■ AIM OF THE TASK
Below is a listing. Gather each line of it that contains "江苏省检验检测击鼓户均对应人口情况".

(Extracts from a graphics dataset)
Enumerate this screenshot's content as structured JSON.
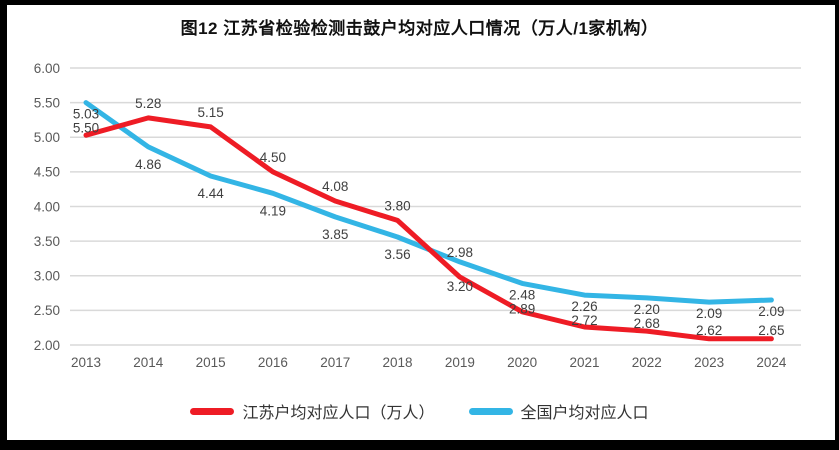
{
  "title": "图12  江苏省检验检测击鼓户均对应人口情况（万人/1家机构）",
  "colors": {
    "frame_border": "#000000",
    "canvas_background": "#ffffff",
    "gridline": "#d9d9d9",
    "axis_text": "#595959",
    "data_label_text": "#404040",
    "red_series": "#ee1c25",
    "blue_series": "#33b5e5"
  },
  "chart_data": {
    "type": "line",
    "title": "图12  江苏省检验检测击鼓户均对应人口情况（万人/1家机构）",
    "categories": [
      "2013",
      "2014",
      "2015",
      "2016",
      "2017",
      "2018",
      "2019",
      "2020",
      "2021",
      "2022",
      "2023",
      "2024"
    ],
    "series": [
      {
        "name": "江苏户均对应人口（万人）",
        "color": "#ee1c25",
        "values": [
          5.03,
          5.28,
          5.15,
          4.5,
          4.08,
          3.8,
          2.98,
          2.48,
          2.26,
          2.2,
          2.09,
          2.09
        ]
      },
      {
        "name": "全国户均对应人口",
        "color": "#33b5e5",
        "values": [
          5.5,
          4.86,
          4.44,
          4.19,
          3.85,
          3.56,
          3.2,
          2.89,
          2.72,
          2.68,
          2.62,
          2.65
        ]
      }
    ],
    "ylim": [
      2.0,
      6.0
    ],
    "ytick_step": 0.5,
    "yticks": [
      "6.00",
      "5.50",
      "5.00",
      "4.50",
      "4.00",
      "3.50",
      "3.00",
      "2.50",
      "2.00"
    ],
    "grid": "horizontal",
    "legend_position": "bottom",
    "data_labels": true,
    "xlabel": "",
    "ylabel": ""
  },
  "legend": {
    "items": [
      {
        "label": "江苏户均对应人口（万人）",
        "color": "#ee1c25"
      },
      {
        "label": "全国户均对应人口",
        "color": "#33b5e5"
      }
    ]
  }
}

■ FULL RESPONSE
  "title": "图12  江苏省检验检测击鼓户均对应人口情况（万人/1家机构）",
    "title": "图12  江苏省检验检测击鼓户均对应人口情况（万人/1家机构）",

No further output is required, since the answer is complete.